Exercise material
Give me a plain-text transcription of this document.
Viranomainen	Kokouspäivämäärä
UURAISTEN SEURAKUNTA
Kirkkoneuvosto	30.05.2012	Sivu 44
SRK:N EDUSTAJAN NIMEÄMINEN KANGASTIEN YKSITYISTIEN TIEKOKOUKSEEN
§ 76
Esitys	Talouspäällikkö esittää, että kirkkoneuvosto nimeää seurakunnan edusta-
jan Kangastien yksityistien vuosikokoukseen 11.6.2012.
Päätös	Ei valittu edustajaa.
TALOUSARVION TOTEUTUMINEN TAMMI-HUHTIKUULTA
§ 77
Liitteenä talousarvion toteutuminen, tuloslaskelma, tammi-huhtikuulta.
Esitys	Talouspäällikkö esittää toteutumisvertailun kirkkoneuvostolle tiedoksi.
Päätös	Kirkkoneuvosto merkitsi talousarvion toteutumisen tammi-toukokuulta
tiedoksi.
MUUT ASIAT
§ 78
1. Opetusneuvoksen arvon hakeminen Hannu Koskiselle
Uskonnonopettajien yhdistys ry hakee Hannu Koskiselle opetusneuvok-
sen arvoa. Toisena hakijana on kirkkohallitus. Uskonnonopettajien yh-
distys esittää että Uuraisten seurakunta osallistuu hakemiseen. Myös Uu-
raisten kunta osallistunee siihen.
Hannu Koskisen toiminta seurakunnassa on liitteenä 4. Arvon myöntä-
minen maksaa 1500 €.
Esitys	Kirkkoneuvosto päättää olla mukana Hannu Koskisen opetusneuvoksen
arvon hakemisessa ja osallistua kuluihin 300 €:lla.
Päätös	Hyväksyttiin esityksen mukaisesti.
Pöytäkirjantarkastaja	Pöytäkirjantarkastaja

Task
Take each line containing the string "Uskonnonopettajien" and copy it out.

Solution to this task
Uskonnonopettajien yhdistys ry hakee Hannu Koskiselle opetusneuvok-
sen arvoa. Toisena hakijana on kirkkohallitus. Uskonnonopettajien yh-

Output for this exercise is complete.